=== Задание 1 ===
Перечислите все годы, которые указаны в воспоминаниях о Слуцком четырьмя цифрами.
=== Задание 2 ===
Переведите на английский язык предложение из воспоминаний о Слуцком: «Ходить он любил, ходок был великолепный, 3—4 километра по Москве для него были в удовольствие».

━━━ Исходный текст

В 1989 году Болдырев ответил на вопросы своего старого знакомца Михаила Белгородского:
А познакомились мы осенью 1961 года, в День поэзии. Тогда это был действительно праздник, действительно День, то ли субботний, то ли воскресный. Поэты по книжным магазинам выступали, надписывали книги, разговаривали с читателями, а вечером у памятника Маяковскому шумел поэтический митинг. Я был как раз под впечатлением от той пачечки непечатных стихов Слуцкого и приехал в отпуск в Москву с целью увидеть его, познакомиться, получить автограф. Нос утра позвонил в тот магазин, где должен был выступать Слуцкий, чтобы узнать, как до них добраться, и мне сказали, что он отказался от выступления. А я так настроился на эту встречу! И бросился исправлять оплошность судьбы: в писательской книжной лавке узнал номер его телефона и позвонил. Как я умолял его о какой угодно и где угодно (хоть на улице, хоть в метро) встрече! Как он открещивался, отпихивался от меня, от моей настырности! А со мной, вовсе не нахальным, будто что-то случилось, будто я услышал зов трубы — я упрашивал, настаивал. И наконец, сдался он: сказал, что через час пойдёт в поликлинику и будет проходить мимо станции метро «Сокол», где я должен его ждать. Так мы и встретились. <...>
Долгие годы большинство наших встреч происходило по одному и тому же сценарию. Я звонил (а звонить ему я начинал из телефонов-автоматов Павелецкого вокзала), он назначал день и час (или сразу, или просил перезвонить через два-три дня, осведомившись, сколько я пробуду в Москве). Чуть помандражировав перед дверью, я нажимал на звонок, входил, меня на столе ждала папка со стихами, я погружался в неё, выбирая неизвестное мне. Он же в это время кому-то звонил, ему звонили, писал письма, иногда подходил и вставал за моей спиной, всматриваясь в то, что я в эту минуту читал, что-то говорил или отходил молча. Наконец, я переворачивал последнюю страницу, захлопывал папку и подавал ему отобранное мною. Он просматривал, кое-что (немногое) откладывал назад, говоря: «Это не дам», — а всё остальное уже окончательно перекочёвывало в мой портфель. У нас с ним была договорённость: я мог брать только то, что было в папке в 2—3—4-х экземплярах. Но иногда я не выдерживал, отдельно складывал и то, что было в одном экземпляре, и упрашивал его выдать мне это на несколько дней, соблазняя его тем, что я и на его долю напечатаю. <...>
А потом он говорил: «Ну всё, Юра, мне пора». Мы собирались, выходили, и я провожал его то до какой-либо редакции, то до учреждения, то до чьей-то квартиры. Если он не торопился, мы шли пешком. Ходить он любил, ходок был великолепный, 3—4 километра по Москве для него были в удовольствие. <...>
В 1963 году он предупредил, чтобы я не пропустил первую книгу Арсения Тарковского. Через год он рекомендовал мне выходящую коллективную книгу стихов «Общежитие» и потом спросил меня, кто мне понравился более всего. Сам Слуцкий представлял в этой книге читателю поэта В. Павлинова. Помявшись, но расхрабрившись, я ответил: «Сухарев». «Вы правы», — отчеканил Слуцкий. С Дмитрием Сухаревым я познакомился много лет спустя, на исходе 1974 года, но до сих пор считаю, что свёл нас Слуцкий, которого обаятельнейший Сухарев любит преданной любовью. <...>
Он ненадолго обманулся после антихрущёвского переворота, поверив, что «оттепель» возвращается и наконец-то социалистический идеал будет воплощён в жизнь. Гораздо быстрей других писателей, уже через несколько месяцев, Слуцкий понял тщету этих надежд, и тогда его вера рухнула моментально и окончательно. Во второй половине 60-х годов он начал рвать со всем этим:
Я в ваших хороводах отплясал.

━━━━━━
━━━ Предоставленные материалы

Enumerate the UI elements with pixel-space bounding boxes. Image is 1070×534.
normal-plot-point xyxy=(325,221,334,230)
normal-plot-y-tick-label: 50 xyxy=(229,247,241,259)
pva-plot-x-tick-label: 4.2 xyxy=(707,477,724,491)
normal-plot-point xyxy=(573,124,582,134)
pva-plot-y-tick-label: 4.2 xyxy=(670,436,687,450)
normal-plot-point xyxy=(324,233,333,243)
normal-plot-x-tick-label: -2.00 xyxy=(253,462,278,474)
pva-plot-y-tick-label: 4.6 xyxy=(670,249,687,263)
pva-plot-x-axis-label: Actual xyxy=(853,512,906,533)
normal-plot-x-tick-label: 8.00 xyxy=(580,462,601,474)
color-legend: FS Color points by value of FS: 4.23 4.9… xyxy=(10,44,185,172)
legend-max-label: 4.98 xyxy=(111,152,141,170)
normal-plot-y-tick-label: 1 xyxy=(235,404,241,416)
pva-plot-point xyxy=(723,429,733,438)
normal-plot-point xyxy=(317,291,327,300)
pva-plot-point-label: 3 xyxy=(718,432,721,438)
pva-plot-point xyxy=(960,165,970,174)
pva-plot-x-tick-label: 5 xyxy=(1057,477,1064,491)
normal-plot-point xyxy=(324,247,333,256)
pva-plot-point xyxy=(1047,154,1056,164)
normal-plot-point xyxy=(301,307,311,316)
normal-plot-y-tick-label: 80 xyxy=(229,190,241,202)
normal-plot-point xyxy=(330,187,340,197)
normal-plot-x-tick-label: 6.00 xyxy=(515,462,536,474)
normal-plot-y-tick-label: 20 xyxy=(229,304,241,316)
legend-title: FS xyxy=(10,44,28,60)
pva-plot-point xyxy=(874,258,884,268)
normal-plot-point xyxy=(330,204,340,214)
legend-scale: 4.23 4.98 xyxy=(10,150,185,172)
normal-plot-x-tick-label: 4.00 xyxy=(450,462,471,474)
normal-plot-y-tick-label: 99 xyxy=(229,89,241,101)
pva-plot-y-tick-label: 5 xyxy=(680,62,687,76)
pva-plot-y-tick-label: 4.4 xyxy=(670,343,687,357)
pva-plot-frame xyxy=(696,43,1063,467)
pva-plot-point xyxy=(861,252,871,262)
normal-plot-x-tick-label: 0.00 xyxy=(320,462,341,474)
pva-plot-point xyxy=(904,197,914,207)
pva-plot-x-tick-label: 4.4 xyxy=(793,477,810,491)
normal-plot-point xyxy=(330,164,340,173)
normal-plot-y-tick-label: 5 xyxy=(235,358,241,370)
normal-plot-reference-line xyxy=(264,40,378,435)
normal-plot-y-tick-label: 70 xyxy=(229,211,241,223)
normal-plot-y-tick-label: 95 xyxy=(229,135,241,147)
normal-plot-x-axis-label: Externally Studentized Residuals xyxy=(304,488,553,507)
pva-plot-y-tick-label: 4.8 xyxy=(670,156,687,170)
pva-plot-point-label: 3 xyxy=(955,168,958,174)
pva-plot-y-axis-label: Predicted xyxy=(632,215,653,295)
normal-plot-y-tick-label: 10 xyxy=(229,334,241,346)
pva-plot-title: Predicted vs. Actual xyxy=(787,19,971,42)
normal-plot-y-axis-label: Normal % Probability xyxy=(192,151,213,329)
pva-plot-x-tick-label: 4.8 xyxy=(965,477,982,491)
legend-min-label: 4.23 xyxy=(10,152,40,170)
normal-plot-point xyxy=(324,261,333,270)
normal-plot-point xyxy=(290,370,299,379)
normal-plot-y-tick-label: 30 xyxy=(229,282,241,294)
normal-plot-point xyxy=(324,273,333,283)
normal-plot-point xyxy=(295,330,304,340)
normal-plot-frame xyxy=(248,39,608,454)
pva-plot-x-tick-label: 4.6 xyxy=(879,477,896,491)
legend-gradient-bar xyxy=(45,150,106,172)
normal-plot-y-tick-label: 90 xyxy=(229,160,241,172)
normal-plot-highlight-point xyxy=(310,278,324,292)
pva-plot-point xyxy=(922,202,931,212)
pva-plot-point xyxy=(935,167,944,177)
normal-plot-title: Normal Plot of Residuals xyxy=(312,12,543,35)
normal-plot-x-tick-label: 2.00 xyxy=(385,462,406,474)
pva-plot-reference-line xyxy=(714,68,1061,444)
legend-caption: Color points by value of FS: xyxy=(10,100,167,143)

━━━━━━

=== Решение 1 ===
1989, 1961, 1963, 1974

=== Решение 2 ===
He loved walking; he was a superb walker, and 3–4 kilometers across Moscow were a pleasure for him.